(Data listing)
● ● ● ●
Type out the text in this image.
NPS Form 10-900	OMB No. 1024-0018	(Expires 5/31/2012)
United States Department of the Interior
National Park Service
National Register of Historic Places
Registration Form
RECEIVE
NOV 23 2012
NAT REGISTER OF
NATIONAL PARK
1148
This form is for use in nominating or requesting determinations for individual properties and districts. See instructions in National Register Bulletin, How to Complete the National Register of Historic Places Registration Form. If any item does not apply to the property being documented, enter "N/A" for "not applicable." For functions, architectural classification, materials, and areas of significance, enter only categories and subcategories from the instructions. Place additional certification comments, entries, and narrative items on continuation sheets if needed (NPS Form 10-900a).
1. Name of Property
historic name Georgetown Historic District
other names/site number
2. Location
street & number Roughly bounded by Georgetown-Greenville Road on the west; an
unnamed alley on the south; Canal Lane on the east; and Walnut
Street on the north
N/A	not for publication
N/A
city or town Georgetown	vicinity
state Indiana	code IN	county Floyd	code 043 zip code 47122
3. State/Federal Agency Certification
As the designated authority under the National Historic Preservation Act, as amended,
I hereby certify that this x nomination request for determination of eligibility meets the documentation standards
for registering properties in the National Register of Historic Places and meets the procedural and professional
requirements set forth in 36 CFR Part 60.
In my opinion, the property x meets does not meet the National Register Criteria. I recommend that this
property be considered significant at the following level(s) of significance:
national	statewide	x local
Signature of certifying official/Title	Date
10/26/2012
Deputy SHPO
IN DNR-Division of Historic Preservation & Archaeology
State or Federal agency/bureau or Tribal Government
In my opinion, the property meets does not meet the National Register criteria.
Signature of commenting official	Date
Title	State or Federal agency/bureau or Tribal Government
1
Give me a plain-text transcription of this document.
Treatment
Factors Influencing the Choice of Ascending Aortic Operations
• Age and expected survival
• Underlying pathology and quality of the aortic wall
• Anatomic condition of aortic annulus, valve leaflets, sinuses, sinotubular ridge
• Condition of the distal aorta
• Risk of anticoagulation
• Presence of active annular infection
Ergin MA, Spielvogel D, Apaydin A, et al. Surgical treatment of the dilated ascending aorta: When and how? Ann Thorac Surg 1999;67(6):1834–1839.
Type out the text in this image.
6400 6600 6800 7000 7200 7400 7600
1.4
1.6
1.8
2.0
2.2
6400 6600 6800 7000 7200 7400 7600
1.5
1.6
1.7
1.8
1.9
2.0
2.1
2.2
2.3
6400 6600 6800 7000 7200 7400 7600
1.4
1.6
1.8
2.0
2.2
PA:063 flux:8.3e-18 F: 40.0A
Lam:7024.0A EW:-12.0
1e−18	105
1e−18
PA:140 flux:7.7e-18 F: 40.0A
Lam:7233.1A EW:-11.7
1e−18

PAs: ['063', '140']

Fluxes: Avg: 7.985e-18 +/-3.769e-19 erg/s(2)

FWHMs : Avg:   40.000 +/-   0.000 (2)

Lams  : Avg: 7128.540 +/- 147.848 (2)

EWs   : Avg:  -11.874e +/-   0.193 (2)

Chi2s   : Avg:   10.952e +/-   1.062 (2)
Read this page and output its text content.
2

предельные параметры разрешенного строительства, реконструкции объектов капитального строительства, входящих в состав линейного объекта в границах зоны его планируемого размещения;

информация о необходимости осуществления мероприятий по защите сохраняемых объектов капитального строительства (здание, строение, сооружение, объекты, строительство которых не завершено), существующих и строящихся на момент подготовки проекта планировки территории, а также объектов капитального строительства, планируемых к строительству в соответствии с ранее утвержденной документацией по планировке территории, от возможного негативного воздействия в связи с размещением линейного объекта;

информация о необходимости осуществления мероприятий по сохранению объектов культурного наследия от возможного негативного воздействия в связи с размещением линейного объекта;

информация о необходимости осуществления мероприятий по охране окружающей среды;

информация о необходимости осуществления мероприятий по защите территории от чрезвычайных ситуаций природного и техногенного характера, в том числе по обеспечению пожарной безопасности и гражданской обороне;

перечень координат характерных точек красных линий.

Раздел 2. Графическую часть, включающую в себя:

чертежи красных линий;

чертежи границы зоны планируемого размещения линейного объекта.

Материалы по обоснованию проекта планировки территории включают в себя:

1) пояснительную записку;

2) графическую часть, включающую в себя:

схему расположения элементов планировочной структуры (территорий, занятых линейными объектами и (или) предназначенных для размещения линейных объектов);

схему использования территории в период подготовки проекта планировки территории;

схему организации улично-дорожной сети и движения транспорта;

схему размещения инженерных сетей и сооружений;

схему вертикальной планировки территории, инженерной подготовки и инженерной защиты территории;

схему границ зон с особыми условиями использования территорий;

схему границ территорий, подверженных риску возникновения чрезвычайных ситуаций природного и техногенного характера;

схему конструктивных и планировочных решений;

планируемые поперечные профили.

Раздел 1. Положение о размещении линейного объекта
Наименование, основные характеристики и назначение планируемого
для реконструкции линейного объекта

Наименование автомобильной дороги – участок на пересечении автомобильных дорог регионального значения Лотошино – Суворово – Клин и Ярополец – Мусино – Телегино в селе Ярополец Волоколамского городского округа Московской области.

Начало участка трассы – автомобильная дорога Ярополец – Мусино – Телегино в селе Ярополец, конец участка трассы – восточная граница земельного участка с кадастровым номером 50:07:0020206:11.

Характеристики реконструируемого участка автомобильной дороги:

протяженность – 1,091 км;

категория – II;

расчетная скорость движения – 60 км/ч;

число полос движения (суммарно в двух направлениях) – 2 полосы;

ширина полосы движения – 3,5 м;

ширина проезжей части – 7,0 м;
● ● ● ●
WHAT IS EXPECTED: Using the data above, copy each line that contains "Раздел".

FINISHED TASK:
Раздел 2. Графическую часть, включающую в себя:
Раздел 1. Положение о размещении линейного объекта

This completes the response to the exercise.